### Aim
Find the word "nombre" in the listing; pull out each line holding it.

### Source records

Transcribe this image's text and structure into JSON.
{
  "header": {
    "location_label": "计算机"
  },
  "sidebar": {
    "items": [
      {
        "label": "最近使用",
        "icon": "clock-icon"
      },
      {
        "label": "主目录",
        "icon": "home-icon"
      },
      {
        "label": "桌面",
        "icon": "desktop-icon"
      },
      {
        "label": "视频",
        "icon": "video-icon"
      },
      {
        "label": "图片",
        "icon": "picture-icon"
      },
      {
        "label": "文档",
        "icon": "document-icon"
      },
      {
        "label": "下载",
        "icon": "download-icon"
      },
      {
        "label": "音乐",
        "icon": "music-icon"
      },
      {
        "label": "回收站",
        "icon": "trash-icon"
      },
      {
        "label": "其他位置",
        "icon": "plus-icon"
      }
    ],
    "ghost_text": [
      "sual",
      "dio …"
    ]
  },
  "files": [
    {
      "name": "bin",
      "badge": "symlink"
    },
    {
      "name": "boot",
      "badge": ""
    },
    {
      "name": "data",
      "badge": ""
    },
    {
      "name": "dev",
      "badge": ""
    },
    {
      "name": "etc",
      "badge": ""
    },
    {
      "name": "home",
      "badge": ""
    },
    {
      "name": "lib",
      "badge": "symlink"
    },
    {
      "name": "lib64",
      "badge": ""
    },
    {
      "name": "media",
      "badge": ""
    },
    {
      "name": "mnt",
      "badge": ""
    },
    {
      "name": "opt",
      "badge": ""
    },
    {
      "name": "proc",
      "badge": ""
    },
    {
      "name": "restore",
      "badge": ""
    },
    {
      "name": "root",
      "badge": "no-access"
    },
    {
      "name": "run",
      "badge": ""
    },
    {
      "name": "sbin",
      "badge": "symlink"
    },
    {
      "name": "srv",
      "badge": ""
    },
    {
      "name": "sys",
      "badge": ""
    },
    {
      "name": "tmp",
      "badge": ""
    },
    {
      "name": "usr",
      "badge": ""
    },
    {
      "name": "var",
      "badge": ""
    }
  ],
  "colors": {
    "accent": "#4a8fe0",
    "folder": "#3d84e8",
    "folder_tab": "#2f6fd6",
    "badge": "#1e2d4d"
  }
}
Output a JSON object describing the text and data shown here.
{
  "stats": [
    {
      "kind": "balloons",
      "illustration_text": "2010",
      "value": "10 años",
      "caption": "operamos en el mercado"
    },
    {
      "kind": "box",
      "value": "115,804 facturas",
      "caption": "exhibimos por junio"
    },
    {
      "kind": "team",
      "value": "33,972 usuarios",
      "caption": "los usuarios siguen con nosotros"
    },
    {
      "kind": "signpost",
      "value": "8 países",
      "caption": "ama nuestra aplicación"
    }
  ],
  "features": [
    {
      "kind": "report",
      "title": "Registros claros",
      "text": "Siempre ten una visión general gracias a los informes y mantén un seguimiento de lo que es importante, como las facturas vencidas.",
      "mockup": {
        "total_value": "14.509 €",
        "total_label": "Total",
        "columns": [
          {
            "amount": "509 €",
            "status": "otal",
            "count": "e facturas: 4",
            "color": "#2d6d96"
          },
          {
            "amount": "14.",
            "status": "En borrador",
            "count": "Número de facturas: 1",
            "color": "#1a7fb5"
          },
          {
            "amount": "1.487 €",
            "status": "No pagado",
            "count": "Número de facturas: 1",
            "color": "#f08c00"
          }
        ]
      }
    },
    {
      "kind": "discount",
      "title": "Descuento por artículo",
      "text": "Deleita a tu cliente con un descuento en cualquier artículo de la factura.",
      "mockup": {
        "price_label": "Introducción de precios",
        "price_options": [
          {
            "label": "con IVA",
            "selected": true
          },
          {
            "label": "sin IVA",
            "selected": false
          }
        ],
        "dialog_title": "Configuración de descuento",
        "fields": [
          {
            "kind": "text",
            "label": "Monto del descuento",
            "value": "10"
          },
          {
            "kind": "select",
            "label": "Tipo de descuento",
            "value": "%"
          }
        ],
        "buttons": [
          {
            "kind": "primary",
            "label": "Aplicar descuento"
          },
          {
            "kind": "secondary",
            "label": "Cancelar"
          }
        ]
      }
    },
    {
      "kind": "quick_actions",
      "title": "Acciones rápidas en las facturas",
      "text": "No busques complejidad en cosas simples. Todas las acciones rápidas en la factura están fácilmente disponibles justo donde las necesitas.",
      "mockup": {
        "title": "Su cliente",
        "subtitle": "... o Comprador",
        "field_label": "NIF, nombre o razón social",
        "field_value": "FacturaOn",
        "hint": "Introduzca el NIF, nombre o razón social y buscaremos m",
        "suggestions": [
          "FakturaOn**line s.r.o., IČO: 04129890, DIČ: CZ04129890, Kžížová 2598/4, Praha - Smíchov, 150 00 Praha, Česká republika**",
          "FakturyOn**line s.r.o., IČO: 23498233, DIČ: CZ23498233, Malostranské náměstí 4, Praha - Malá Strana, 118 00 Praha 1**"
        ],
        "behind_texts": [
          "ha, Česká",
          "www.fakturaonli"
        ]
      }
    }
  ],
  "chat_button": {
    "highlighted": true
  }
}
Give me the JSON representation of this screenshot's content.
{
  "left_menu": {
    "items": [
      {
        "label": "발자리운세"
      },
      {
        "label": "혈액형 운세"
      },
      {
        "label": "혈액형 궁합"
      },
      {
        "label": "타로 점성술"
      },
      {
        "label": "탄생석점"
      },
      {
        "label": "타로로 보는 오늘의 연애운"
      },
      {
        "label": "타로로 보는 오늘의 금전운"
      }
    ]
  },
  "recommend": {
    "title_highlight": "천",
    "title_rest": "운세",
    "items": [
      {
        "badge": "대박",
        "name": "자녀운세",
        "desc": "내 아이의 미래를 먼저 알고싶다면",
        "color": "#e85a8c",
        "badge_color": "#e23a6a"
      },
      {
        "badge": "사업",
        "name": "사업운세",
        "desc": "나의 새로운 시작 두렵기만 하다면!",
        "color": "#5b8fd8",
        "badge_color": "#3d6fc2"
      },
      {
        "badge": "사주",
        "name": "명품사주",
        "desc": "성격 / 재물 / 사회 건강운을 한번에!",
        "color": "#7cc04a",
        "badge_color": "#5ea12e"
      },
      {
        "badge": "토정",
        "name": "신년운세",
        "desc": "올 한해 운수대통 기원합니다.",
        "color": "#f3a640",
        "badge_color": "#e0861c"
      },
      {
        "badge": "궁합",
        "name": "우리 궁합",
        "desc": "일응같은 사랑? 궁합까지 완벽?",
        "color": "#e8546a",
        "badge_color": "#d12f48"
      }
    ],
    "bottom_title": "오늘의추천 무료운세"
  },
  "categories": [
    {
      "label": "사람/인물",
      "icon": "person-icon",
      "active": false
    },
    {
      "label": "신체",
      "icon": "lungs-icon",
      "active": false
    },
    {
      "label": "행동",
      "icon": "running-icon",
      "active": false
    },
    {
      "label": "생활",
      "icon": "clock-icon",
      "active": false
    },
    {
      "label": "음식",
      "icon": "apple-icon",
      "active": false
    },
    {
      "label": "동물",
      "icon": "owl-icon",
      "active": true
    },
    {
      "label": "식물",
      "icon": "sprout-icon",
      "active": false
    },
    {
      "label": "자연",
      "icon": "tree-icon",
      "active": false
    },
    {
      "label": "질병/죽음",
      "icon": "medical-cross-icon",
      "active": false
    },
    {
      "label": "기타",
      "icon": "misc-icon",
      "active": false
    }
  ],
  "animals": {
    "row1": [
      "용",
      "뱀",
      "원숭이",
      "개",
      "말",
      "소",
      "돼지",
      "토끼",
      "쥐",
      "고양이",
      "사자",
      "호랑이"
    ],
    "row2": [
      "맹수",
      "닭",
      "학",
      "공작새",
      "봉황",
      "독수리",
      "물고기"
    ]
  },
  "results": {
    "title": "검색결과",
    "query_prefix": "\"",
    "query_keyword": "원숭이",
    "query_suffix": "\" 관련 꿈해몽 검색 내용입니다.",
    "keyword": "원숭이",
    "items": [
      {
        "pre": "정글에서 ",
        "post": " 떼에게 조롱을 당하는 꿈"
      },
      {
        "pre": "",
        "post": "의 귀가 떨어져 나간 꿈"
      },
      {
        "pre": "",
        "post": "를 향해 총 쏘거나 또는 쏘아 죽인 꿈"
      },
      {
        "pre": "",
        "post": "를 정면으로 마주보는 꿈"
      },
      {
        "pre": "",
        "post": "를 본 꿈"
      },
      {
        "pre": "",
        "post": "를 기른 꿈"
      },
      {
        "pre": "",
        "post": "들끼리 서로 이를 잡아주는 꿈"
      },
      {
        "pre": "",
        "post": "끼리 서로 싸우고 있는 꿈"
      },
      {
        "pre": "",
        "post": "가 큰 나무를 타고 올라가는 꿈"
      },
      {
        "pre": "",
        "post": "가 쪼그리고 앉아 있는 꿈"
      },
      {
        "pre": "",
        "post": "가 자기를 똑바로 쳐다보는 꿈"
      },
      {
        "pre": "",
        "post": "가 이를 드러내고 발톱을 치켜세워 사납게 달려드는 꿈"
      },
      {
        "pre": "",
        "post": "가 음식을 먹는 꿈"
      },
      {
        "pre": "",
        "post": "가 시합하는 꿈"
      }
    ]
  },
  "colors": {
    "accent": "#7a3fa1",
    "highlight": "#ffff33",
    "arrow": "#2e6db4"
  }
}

### Response to the exercise
        "field_label": "NIF, nombre o razón social",
        "hint": "Introduzca el NIF, nombre o razón social y buscaremos m",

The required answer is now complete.